### REQUEST
Output the full listing word for word.

[Dataset listings of figures]
** Start **

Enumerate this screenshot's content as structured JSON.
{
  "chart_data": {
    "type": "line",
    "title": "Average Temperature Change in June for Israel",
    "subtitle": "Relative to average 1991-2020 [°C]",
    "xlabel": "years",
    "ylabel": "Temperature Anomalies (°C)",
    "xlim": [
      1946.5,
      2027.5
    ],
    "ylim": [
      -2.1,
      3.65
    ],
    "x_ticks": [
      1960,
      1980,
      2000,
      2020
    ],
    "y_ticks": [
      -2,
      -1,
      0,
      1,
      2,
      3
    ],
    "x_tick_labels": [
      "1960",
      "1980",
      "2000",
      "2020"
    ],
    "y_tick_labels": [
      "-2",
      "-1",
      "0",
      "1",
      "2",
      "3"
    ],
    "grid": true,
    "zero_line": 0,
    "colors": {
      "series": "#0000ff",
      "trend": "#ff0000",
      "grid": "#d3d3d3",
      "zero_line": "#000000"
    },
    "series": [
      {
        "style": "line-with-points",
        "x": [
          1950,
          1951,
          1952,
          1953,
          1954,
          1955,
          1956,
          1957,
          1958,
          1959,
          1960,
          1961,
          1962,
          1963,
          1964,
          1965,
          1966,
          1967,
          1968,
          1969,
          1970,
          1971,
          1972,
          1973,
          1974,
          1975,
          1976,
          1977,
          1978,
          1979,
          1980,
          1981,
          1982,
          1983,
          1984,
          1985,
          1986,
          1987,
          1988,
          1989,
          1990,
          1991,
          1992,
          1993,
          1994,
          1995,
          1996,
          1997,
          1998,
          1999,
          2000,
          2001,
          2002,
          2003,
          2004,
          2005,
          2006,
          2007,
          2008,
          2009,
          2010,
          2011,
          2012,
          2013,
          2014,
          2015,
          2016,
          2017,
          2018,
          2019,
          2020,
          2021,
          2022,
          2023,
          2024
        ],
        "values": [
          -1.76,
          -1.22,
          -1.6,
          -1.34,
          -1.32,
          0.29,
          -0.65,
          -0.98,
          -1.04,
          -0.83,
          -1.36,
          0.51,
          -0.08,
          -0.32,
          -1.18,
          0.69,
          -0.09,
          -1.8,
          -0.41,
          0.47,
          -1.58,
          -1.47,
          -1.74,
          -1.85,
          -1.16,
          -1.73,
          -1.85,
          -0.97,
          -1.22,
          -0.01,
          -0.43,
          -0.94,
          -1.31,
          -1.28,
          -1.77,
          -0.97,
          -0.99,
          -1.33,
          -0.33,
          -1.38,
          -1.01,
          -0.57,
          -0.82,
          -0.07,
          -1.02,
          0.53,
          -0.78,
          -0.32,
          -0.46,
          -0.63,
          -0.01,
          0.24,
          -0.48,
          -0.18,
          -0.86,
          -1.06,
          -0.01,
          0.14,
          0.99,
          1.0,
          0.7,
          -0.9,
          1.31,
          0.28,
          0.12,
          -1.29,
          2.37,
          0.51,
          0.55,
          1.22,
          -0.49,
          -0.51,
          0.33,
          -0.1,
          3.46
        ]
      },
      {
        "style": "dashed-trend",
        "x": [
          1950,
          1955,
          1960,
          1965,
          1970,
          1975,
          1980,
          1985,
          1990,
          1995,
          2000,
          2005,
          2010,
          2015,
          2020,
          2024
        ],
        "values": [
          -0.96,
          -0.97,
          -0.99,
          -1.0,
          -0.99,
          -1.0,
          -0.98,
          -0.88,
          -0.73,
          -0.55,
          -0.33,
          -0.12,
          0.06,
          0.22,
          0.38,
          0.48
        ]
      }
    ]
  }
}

** End **

### TASK SOLUTION
Enumerate this screenshot's content as structured JSON.
{
  "chart_data": {
    "type": "line",
    "title": "Average Temperature Change in June for Israel",
    "subtitle": "Relative to average 1991-2020 [°C]",
    "xlabel": "years",
    "ylabel": "Temperature Anomalies (°C)",
    "xlim": [
      1946.5,
      2027.5
    ],
    "ylim": [
      -2.1,
      3.65
    ],
    "x_ticks": [
      1960,
      1980,
      2000,
      2020
    ],
    "y_ticks": [
      -2,
      -1,
      0,
      1,
      2,
      3
    ],
    "x_tick_labels": [
      "1960",
      "1980",
      "2000",
      "2020"
    ],
    "y_tick_labels": [
      "-2",
      "-1",
      "0",
      "1",
      "2",
      "3"
    ],
    "grid": true,
    "zero_line": 0,
    "colors": {
      "series": "#0000ff",
      "trend": "#ff0000",
      "grid": "#d3d3d3",
      "zero_line": "#000000"
    },
    "series": [
      {
        "style": "line-with-points",
        "x": [
          1950,
          1951,
          1952,
          1953,
          1954,
          1955,
          1956,
          1957,
          1958,
          1959,
          1960,
          1961,
          1962,
          1963,
          1964,
          1965,
          1966,
          1967,
          1968,
          1969,
          1970,
          1971,
          1972,
          1973,
          1974,
          1975,
          1976,
          1977,
          1978,
          1979,
          1980,
          1981,
          1982,
          1983,
          1984,
          1985,
          1986,
          1987,
          1988,
          1989,
          1990,
          1991,
          1992,
          1993,
          1994,
          1995,
          1996,
          1997,
          1998,
          1999,
          2000,
          2001,
          2002,
          2003,
          2004,
          2005,
          2006,
          2007,
          2008,
          2009,
          2010,
          2011,
          2012,
          2013,
          2014,
          2015,
          2016,
          2017,
          2018,
          2019,
          2020,
          2021,
          2022,
          2023,
          2024
        ],
        "values": [
          -1.76,
          -1.22,
          -1.6,
          -1.34,
          -1.32,
          0.29,
          -0.65,
          -0.98,
          -1.04,
          -0.83,
          -1.36,
          0.51,
          -0.08,
          -0.32,
          -1.18,
          0.69,
          -0.09,
          -1.8,
          -0.41,
          0.47,
          -1.58,
          -1.47,
          -1.74,
          -1.85,
          -1.16,
          -1.73,
          -1.85,
          -0.97,
          -1.22,
          -0.01,
          -0.43,
          -0.94,
          -1.31,
          -1.28,
          -1.77,
          -0.97,
          -0.99,
          -1.33,
          -0.33,
          -1.38,
          -1.01,
          -0.57,
          -0.82,
          -0.07,
          -1.02,
          0.53,
          -0.78,
          -0.32,
          -0.46,
          -0.63,
          -0.01,
          0.24,
          -0.48,
          -0.18,
          -0.86,
          -1.06,
          -0.01,
          0.14,
          0.99,
          1.0,
          0.7,
          -0.9,
          1.31,
          0.28,
          0.12,
          -1.29,
          2.37,
          0.51,
          0.55,
          1.22,
          -0.49,
          -0.51,
          0.33,
          -0.1,
          3.46
        ]
      },
      {
        "style": "dashed-trend",
        "x": [
          1950,
          1955,
          1960,
          1965,
          1970,
          1975,
          1980,
          1985,
          1990,
          1995,
          2000,
          2005,
          2010,
          2015,
          2020,
          2024
        ],
        "values": [
          -0.96,
          -0.97,
          -0.99,
          -1.0,
          -0.99,
          -1.0,
          -0.98,
          -0.88,
          -0.73,
          -0.55,
          -0.33,
          -0.12,
          0.06,
          0.22,
          0.38,
          0.48
        ]
      }
    ]
  }
}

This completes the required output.